____ Source material

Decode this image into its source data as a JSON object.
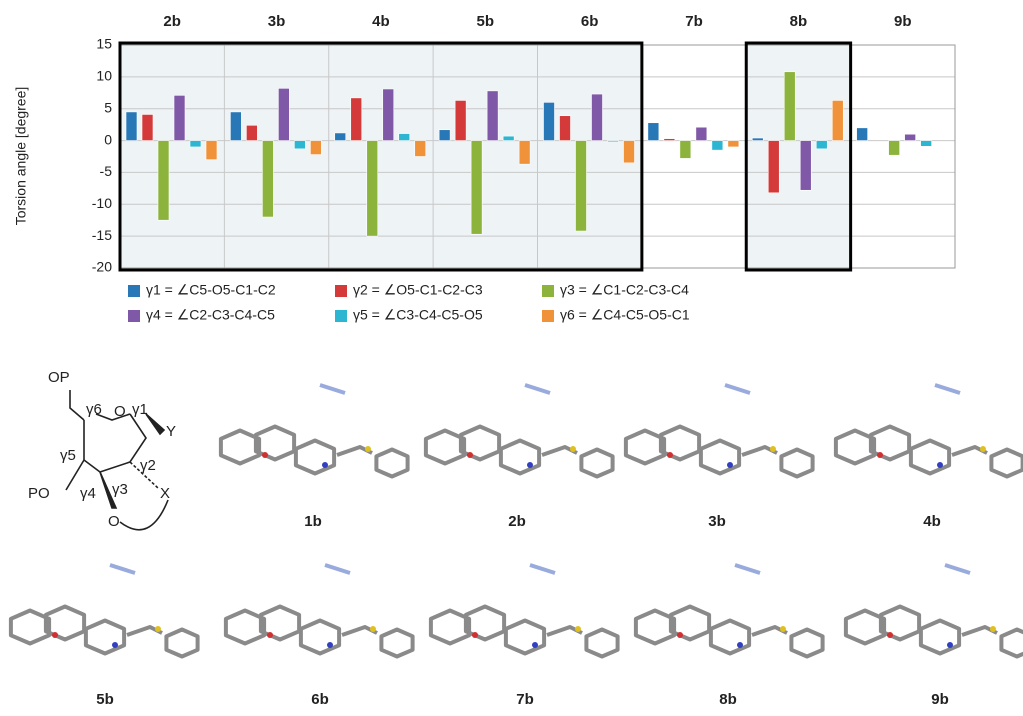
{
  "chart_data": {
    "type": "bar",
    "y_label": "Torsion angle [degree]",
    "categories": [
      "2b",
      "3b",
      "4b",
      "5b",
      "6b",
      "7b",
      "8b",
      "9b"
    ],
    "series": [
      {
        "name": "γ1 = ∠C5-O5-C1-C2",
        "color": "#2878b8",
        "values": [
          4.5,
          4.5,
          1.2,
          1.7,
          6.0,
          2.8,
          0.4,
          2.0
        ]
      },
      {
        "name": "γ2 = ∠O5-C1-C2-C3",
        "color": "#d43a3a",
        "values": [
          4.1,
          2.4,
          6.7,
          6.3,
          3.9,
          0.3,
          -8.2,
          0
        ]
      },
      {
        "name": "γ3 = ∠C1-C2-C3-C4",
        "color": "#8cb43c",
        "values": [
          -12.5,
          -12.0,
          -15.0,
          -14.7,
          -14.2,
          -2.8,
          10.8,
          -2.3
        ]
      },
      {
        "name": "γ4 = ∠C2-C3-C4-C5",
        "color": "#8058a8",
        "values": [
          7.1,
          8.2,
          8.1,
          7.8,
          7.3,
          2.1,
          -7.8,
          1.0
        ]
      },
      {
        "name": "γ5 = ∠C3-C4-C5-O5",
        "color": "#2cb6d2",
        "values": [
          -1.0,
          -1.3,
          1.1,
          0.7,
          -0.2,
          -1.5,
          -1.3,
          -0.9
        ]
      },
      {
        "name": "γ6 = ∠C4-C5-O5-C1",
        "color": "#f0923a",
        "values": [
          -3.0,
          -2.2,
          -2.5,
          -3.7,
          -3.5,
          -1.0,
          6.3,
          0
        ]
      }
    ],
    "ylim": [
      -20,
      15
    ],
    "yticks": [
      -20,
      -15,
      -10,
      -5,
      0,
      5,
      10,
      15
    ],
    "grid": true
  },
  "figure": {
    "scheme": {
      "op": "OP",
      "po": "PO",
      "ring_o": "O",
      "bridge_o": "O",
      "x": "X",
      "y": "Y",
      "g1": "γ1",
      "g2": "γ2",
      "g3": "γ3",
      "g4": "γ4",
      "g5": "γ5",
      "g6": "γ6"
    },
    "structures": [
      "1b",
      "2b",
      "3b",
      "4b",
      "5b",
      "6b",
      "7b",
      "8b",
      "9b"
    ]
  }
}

________
____ Source material

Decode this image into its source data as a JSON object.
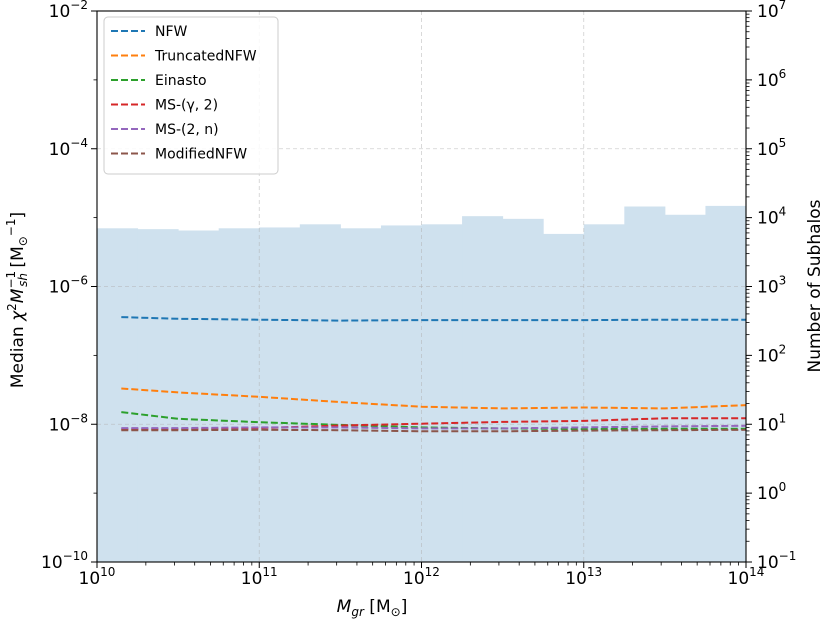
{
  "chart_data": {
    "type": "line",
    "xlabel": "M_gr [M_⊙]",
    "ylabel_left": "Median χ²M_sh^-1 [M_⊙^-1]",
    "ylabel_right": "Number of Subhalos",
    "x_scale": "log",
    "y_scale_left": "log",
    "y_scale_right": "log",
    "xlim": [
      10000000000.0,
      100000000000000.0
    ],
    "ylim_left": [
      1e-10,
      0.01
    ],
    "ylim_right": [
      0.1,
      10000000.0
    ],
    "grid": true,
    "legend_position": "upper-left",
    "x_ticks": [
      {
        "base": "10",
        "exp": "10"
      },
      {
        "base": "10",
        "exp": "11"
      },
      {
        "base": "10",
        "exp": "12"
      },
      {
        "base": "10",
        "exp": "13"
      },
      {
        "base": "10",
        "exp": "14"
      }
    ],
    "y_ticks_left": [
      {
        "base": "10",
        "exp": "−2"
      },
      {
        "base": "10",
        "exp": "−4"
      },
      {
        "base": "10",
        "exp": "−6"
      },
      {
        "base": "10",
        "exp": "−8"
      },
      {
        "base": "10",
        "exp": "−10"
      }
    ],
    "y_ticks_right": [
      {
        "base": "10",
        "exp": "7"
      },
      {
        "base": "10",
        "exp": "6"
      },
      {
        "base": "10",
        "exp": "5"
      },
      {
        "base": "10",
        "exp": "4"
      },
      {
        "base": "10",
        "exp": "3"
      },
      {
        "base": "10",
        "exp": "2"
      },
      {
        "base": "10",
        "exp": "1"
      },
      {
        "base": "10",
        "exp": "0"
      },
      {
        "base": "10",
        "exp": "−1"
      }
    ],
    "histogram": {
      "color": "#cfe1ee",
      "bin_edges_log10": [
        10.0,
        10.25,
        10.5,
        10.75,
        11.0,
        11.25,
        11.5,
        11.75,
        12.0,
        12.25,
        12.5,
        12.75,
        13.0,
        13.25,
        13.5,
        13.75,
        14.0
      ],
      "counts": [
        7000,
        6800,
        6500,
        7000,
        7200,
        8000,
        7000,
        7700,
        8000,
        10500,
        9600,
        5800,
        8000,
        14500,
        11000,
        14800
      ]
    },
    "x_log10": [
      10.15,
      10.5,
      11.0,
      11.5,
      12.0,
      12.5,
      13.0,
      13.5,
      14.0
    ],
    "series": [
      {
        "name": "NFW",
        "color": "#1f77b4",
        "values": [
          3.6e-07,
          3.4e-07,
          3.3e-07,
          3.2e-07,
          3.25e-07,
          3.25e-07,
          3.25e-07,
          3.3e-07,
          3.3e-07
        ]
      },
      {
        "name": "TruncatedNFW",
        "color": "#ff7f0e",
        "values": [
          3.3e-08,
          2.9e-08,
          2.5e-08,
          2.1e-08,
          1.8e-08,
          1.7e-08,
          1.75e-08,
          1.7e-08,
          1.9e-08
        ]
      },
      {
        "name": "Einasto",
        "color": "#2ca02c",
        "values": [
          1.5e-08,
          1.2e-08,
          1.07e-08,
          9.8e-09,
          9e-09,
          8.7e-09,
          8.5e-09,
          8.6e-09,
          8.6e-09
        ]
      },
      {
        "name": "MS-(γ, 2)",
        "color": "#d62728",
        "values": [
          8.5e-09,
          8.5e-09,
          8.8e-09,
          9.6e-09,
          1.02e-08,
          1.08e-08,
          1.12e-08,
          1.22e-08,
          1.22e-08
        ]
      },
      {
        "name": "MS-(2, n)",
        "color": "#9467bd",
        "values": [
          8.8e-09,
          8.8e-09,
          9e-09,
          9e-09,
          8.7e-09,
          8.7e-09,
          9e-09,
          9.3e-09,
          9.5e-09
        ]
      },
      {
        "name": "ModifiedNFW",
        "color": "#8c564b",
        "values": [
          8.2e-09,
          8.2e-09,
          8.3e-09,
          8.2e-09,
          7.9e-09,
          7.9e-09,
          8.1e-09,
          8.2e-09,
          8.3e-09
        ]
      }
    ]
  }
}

________

Exercise prompt:
What is the number of lines holding the word "name"? State it alone.

Written solution:
12